## Objetivo a:
Converta numa lista numerada os registos desde o início até à linha com "footnote-marker: (١) [706, 305, 723, 319]", inclusive, sem as linhas em branco.

___ Excerto selecionado ___

Após quatro anos em obras, reabre a 21 de setembro. Vai mostrar a Coleção, mas também Leonor Antunes. Exibe um outro jardim, nova entrada e uma outra arquitetura. Qual o lugar do CAM, antes e agora?

Em agosto de 2020 fechava as portas para ser remodelado. Previa-se que as obras terminassem em 2023, mas acabaram por se arrastar por quatro anos. A coleção e as atividades artísticas que nos habituámos a ver a partir daquele entrada secundária na Rua Dr. Nicolau Bettencourt, contudo, foram-se espraiando pela cidade e, mesmo a comemorar 40 anos de vida, o Centro de Arte Moderna da Fundação Calouste Gulbenkian não voltou a casa. O regresso, cada vez mais aguardado, vai fazer-se finalmente a 21 de setembro. Cara lavada, mais crescido e com vontade própria, chega para chamar mais atenção, rivalizando, no bom sentido da palavra, com o irmão mais velho, o Museu Gulbenkian, instalado no edifício sede. Coleções diferentes, públicos e propósitos muito distintos, a mesma génese ou o grande princípio da fruição da arte. Ao mesmo tempo, um denominador comum: um magnífico jardim, agora também ampliado, a envolver quem os visita e a criar uma atmosfera única de contacto com a natureza bem no centro da cidade.

___

## Objetivo b:
Altere o trecho do excerto sobre o Centro de Arte Moderna de "Após quatro anos" a "antes e agora?" e apresente-o com "jardim" trocado por "parque".

___ Dados da tarefa ___

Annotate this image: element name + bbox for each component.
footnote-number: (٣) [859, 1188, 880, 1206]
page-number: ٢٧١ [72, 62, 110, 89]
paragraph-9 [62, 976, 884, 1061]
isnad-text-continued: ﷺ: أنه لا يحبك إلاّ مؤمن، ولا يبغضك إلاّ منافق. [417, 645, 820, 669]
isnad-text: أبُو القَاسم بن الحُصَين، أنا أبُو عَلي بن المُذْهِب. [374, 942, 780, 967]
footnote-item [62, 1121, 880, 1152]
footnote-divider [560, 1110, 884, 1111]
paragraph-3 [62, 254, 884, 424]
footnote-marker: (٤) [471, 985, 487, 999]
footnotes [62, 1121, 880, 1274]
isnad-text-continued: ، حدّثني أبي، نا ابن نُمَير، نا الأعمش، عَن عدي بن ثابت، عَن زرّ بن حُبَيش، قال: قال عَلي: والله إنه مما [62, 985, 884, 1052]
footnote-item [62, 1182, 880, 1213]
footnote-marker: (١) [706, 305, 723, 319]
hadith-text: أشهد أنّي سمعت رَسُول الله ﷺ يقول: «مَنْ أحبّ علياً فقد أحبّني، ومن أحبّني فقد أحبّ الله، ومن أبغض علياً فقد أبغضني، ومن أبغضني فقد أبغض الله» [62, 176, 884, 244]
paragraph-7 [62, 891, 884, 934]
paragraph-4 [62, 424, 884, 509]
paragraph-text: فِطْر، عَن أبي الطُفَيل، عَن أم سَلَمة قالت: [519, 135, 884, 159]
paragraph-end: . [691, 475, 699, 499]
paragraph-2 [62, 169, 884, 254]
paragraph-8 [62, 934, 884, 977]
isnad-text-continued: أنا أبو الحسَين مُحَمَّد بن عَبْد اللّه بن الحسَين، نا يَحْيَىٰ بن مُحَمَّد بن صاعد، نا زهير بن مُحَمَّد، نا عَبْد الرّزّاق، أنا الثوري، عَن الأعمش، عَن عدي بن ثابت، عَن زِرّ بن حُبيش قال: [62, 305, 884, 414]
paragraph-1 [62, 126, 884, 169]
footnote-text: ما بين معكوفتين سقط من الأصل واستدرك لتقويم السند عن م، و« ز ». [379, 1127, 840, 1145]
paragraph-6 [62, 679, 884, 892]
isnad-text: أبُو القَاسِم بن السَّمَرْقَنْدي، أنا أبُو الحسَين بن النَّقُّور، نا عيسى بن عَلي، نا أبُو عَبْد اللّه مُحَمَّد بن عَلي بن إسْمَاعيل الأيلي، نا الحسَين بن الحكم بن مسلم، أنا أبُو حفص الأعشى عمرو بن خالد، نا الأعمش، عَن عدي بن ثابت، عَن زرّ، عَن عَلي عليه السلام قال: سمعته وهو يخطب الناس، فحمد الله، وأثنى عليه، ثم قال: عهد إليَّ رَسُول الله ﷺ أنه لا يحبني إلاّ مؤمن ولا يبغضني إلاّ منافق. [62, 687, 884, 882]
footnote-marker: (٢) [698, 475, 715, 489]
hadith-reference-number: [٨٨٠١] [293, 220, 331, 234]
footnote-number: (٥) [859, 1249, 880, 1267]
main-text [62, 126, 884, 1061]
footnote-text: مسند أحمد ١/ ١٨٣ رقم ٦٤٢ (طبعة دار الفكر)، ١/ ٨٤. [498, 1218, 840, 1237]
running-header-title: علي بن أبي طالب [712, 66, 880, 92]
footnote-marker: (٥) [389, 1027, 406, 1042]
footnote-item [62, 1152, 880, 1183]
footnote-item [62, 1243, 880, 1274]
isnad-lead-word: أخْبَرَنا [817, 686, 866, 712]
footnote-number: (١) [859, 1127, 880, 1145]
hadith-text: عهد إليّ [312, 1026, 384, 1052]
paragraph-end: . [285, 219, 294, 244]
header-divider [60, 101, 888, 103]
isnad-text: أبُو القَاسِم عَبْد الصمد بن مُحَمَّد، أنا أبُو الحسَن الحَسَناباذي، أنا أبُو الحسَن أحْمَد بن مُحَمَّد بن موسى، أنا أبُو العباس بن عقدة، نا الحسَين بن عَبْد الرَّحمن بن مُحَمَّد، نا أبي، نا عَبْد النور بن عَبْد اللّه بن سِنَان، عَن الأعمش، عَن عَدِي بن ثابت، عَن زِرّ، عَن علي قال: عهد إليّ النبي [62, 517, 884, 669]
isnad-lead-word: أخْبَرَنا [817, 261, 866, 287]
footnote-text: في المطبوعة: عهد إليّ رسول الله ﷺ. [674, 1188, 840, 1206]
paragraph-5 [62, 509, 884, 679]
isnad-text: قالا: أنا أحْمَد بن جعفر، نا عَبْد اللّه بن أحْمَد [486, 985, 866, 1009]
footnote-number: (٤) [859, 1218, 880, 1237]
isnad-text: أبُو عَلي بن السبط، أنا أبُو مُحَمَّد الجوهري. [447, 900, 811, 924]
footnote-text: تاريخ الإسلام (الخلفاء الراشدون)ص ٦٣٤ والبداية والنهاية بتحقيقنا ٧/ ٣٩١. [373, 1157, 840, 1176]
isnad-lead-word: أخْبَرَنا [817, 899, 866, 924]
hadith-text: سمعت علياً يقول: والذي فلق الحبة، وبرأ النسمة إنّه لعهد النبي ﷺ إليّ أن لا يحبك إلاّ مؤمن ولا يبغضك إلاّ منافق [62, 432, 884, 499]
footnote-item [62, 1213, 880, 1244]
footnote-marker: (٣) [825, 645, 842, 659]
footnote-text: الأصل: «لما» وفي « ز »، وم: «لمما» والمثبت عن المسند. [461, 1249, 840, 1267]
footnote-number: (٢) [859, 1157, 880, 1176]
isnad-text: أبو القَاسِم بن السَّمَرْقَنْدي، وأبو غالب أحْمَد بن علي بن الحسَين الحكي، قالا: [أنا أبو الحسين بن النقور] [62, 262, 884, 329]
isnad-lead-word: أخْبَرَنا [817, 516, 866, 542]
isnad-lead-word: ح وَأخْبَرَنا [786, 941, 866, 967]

___

## Resultado correto a:
1. Annotate this image: element name + bbox for each component.
2. footnote-number: (٣) [859, 1188, 880, 1206]
3. page-number: ٢٧١ [72, 62, 110, 89]
4. paragraph-9 [62, 976, 884, 1061]
5. isnad-text-continued: ﷺ: أنه لا يحبك إلاّ مؤمن، ولا يبغضك إلاّ منافق. [417, 645, 820, 669]
6. isnad-text: أبُو القَاسم بن الحُصَين، أنا أبُو عَلي بن المُذْهِب. [374, 942, 780, 967]
7. footnote-item [62, 1121, 880, 1152]
8. footnote-divider [560, 1110, 884, 1111]
9. paragraph-3 [62, 254, 884, 424]
10. footnote-marker: (٤) [471, 985, 487, 999]
11. footnotes [62, 1121, 880, 1274]
12. isnad-text-continued: ، حدّثني أبي، نا ابن نُمَير، نا الأعمش، عَن عدي بن ثابت، عَن زرّ بن حُبَيش، قال: قال عَلي: والله إنه مما [62, 985, 884, 1052]
13. footnote-item [62, 1182, 880, 1213]
14. footnote-marker: (١) [706, 305, 723, 319]

## Resultado correto b:
Após quatro anos em obras, reabre a 21 de setembro. Vai mostrar a Coleção, mas também Leonor Antunes. Exibe um outro parque, nova entrada e uma outra arquitetura. Qual o lugar do CAM, antes e agora?